§ Material shown:
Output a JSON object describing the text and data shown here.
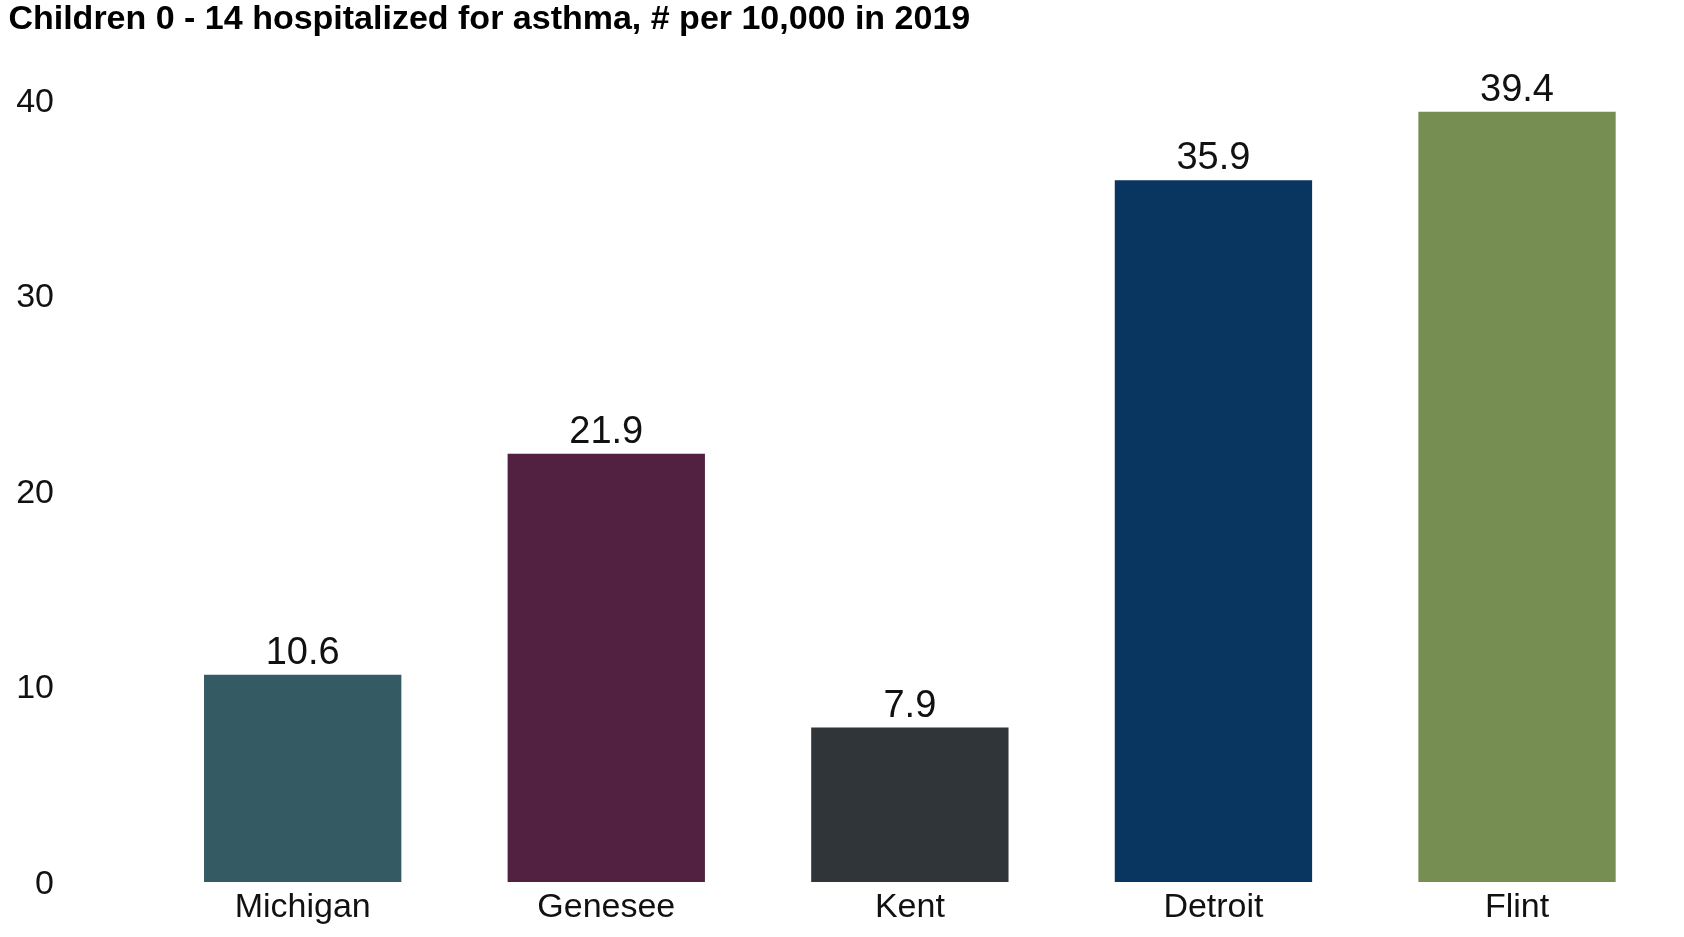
{
  "chart_data": {
    "type": "bar",
    "title": "Children 0 - 14 hospitalized for asthma, # per 10,000 in 2019",
    "categories": [
      "Michigan",
      "Genesee",
      "Kent",
      "Detroit",
      "Flint"
    ],
    "values": [
      10.6,
      21.9,
      7.9,
      35.9,
      39.4
    ],
    "colors": [
      "#345a63",
      "#522142",
      "#2f3539",
      "#083661",
      "#768e52"
    ],
    "ylim": [
      0,
      40
    ],
    "yticks": [
      0,
      10,
      20,
      30,
      40
    ],
    "grid": false,
    "data_labels": true
  }
}
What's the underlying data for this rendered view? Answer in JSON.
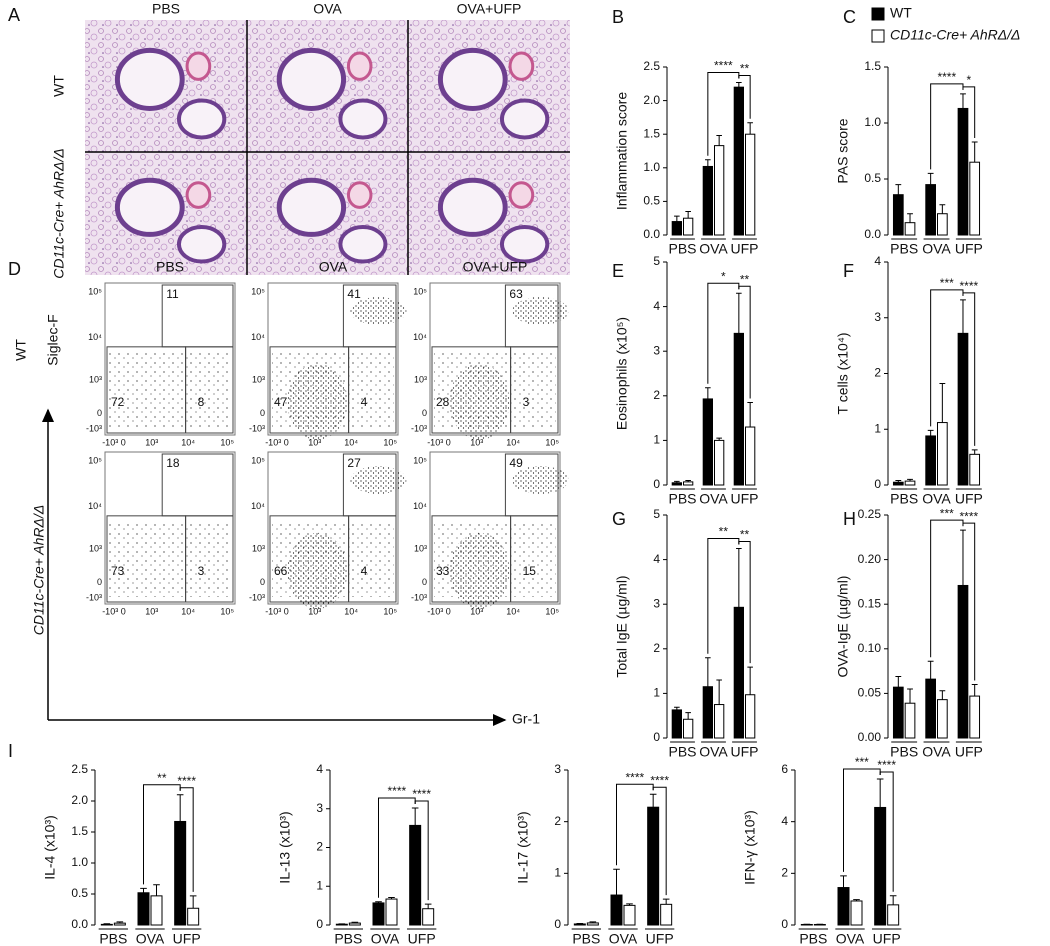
{
  "histology": {
    "panel": "A",
    "columns": [
      "PBS",
      "OVA",
      "OVA+UFP"
    ],
    "rows": [
      "WT",
      "CD11c-Cre+ AhRΔ/Δ"
    ]
  },
  "flow": {
    "panel": "D",
    "columns": [
      "PBS",
      "OVA",
      "OVA+UFP"
    ],
    "rows": [
      "WT",
      "CD11c-Cre+ AhRΔ/Δ"
    ],
    "y_axis": "Siglec-F",
    "x_axis": "Gr-1",
    "ticks": [
      "-10³",
      "0",
      "10³",
      "10⁴",
      "10⁵"
    ],
    "gates": [
      [
        [
          11,
          72,
          8
        ],
        [
          41,
          47,
          4
        ],
        [
          63,
          28,
          3
        ]
      ],
      [
        [
          18,
          73,
          3
        ],
        [
          27,
          66,
          4
        ],
        [
          49,
          33,
          15
        ]
      ]
    ]
  },
  "chart_data": [
    {
      "type": "bar",
      "panel": "B",
      "y_label": "Inflammation score",
      "categories": [
        "PBS",
        "OVA",
        "UFP"
      ],
      "ylim": [
        0,
        2.5
      ],
      "yticks": [
        {
          "value": 0,
          "label": "0.0"
        },
        0.5,
        {
          "value": 1,
          "label": "1.0"
        },
        1.5,
        {
          "value": 2,
          "label": "2.0"
        },
        2.5
      ],
      "series": [
        {
          "color": "#000000",
          "values": [
            0.2,
            1.02,
            2.2
          ],
          "errors": [
            0.08,
            0.1,
            0.07
          ]
        },
        {
          "color": "#ffffff",
          "values": [
            0.25,
            1.33,
            1.5
          ],
          "errors": [
            0.1,
            0.15,
            0.17
          ]
        }
      ],
      "annotations": [
        "****",
        "**"
      ]
    },
    {
      "type": "bar",
      "panel": "C",
      "y_label": "PAS score",
      "categories": [
        "PBS",
        "OVA",
        "UFP"
      ],
      "legend": "top",
      "ylim": [
        0,
        1.5
      ],
      "yticks": [
        {
          "value": 0,
          "label": "0.0"
        },
        0.5,
        {
          "value": 1,
          "label": "1.0"
        },
        1.5
      ],
      "series": [
        {
          "name": "WT",
          "color": "#000000",
          "values": [
            0.36,
            0.45,
            1.13
          ],
          "errors": [
            0.09,
            0.1,
            0.13
          ]
        },
        {
          "name": "CD11c-Cre+ AhRΔ/Δ",
          "color": "#ffffff",
          "values": [
            0.11,
            0.19,
            0.65
          ],
          "errors": [
            0.08,
            0.08,
            0.18
          ]
        }
      ],
      "annotations": [
        "****",
        "*"
      ]
    },
    {
      "type": "bar",
      "panel": "E",
      "y_label": "Eosinophils (x10⁵)",
      "categories": [
        "PBS",
        "OVA",
        "UFP"
      ],
      "ylim": [
        0,
        5
      ],
      "yticks": [
        0,
        1,
        2,
        3,
        4,
        5
      ],
      "series": [
        {
          "color": "#000000",
          "values": [
            0.05,
            1.93,
            3.4
          ],
          "errors": [
            0.03,
            0.25,
            0.9
          ]
        },
        {
          "color": "#ffffff",
          "values": [
            0.07,
            1.0,
            1.3
          ],
          "errors": [
            0.03,
            0.05,
            0.55
          ]
        }
      ],
      "annotations": [
        "*",
        "**"
      ]
    },
    {
      "type": "bar",
      "panel": "F",
      "y_label": "T cells (x10⁴)",
      "categories": [
        "PBS",
        "OVA",
        "UFP"
      ],
      "ylim": [
        0,
        4
      ],
      "yticks": [
        0,
        1,
        2,
        3,
        4
      ],
      "series": [
        {
          "color": "#000000",
          "values": [
            0.05,
            0.88,
            2.72
          ],
          "errors": [
            0.03,
            0.1,
            0.6
          ]
        },
        {
          "color": "#ffffff",
          "values": [
            0.07,
            1.12,
            0.55
          ],
          "errors": [
            0.03,
            0.7,
            0.08
          ]
        }
      ],
      "annotations": [
        "***",
        "****"
      ]
    },
    {
      "type": "bar",
      "panel": "G",
      "y_label": "Total IgE (µg/ml)",
      "categories": [
        "PBS",
        "OVA",
        "UFP"
      ],
      "ylim": [
        0,
        5
      ],
      "yticks": [
        0,
        1,
        2,
        3,
        4,
        5
      ],
      "series": [
        {
          "color": "#000000",
          "values": [
            0.63,
            1.15,
            2.93
          ],
          "errors": [
            0.06,
            0.65,
            1.32
          ]
        },
        {
          "color": "#ffffff",
          "values": [
            0.42,
            0.75,
            0.97
          ],
          "errors": [
            0.15,
            0.55,
            0.62
          ]
        }
      ],
      "annotations": [
        "**",
        "**"
      ]
    },
    {
      "type": "bar",
      "panel": "H",
      "y_label": "OVA-IgE (µg/ml)",
      "categories": [
        "PBS",
        "OVA",
        "UFP"
      ],
      "ylim": [
        0,
        0.25
      ],
      "yticks": [
        {
          "value": 0,
          "label": "0.00"
        },
        0.05,
        {
          "value": 0.1,
          "label": "0.10"
        },
        0.15,
        {
          "value": 0.2,
          "label": "0.20"
        },
        0.25
      ],
      "series": [
        {
          "color": "#000000",
          "values": [
            0.057,
            0.066,
            0.171
          ],
          "errors": [
            0.012,
            0.02,
            0.062
          ]
        },
        {
          "color": "#ffffff",
          "values": [
            0.039,
            0.043,
            0.047
          ],
          "errors": [
            0.016,
            0.01,
            0.013
          ]
        }
      ],
      "annotations": [
        "***",
        "****"
      ]
    },
    {
      "type": "bar",
      "panel": "I",
      "y_label": "IL-4 (x10³)",
      "categories": [
        "PBS",
        "OVA",
        "UFP"
      ],
      "ylim": [
        0,
        2.5
      ],
      "yticks": [
        {
          "value": 0,
          "label": "0.0"
        },
        0.5,
        {
          "value": 1,
          "label": "1.0"
        },
        1.5,
        {
          "value": 2,
          "label": "2.0"
        },
        2.5
      ],
      "series": [
        {
          "color": "#000000",
          "values": [
            0.01,
            0.52,
            1.67
          ],
          "errors": [
            0.01,
            0.07,
            0.43
          ]
        },
        {
          "color": "#ffffff",
          "values": [
            0.03,
            0.47,
            0.27
          ],
          "errors": [
            0.02,
            0.18,
            0.2
          ]
        }
      ],
      "annotations": [
        "**",
        "****"
      ]
    },
    {
      "type": "bar",
      "y_label": "IL-13 (x10³)",
      "categories": [
        "PBS",
        "OVA",
        "UFP"
      ],
      "ylim": [
        0,
        4
      ],
      "yticks": [
        0,
        1,
        2,
        3,
        4
      ],
      "series": [
        {
          "color": "#000000",
          "values": [
            0.02,
            0.57,
            2.57
          ],
          "errors": [
            0.01,
            0.03,
            0.45
          ]
        },
        {
          "color": "#ffffff",
          "values": [
            0.05,
            0.67,
            0.42
          ],
          "errors": [
            0.02,
            0.04,
            0.12
          ]
        }
      ],
      "annotations": [
        "****",
        "****"
      ]
    },
    {
      "type": "bar",
      "y_label": "IL-17 (x10³)",
      "categories": [
        "PBS",
        "OVA",
        "UFP"
      ],
      "ylim": [
        0,
        3
      ],
      "yticks": [
        0,
        1,
        2,
        3
      ],
      "series": [
        {
          "color": "#000000",
          "values": [
            0.02,
            0.58,
            2.28
          ],
          "errors": [
            0.01,
            0.5,
            0.25
          ]
        },
        {
          "color": "#ffffff",
          "values": [
            0.04,
            0.38,
            0.4
          ],
          "errors": [
            0.02,
            0.03,
            0.1
          ]
        }
      ],
      "annotations": [
        "****",
        "****"
      ]
    },
    {
      "type": "bar",
      "y_label": "IFN-γ (x10³)",
      "categories": [
        "PBS",
        "OVA",
        "UFP"
      ],
      "ylim": [
        0,
        6
      ],
      "yticks": [
        0,
        2,
        4,
        6
      ],
      "series": [
        {
          "color": "#000000",
          "values": [
            0.02,
            1.45,
            4.55
          ],
          "errors": [
            0.01,
            0.45,
            1.1
          ]
        },
        {
          "color": "#ffffff",
          "values": [
            0.02,
            0.93,
            0.78
          ],
          "errors": [
            0.01,
            0.05,
            0.35
          ]
        }
      ],
      "annotations": [
        "***",
        "****"
      ]
    }
  ]
}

§ Exercise instructions:
Find the string "JSON" in the entries above. Copy each line where it occurs.

§ Response to the task:
Output a JSON object describing the text and data shown here.
What's the underlying data for this rendered view? Answer in JSON.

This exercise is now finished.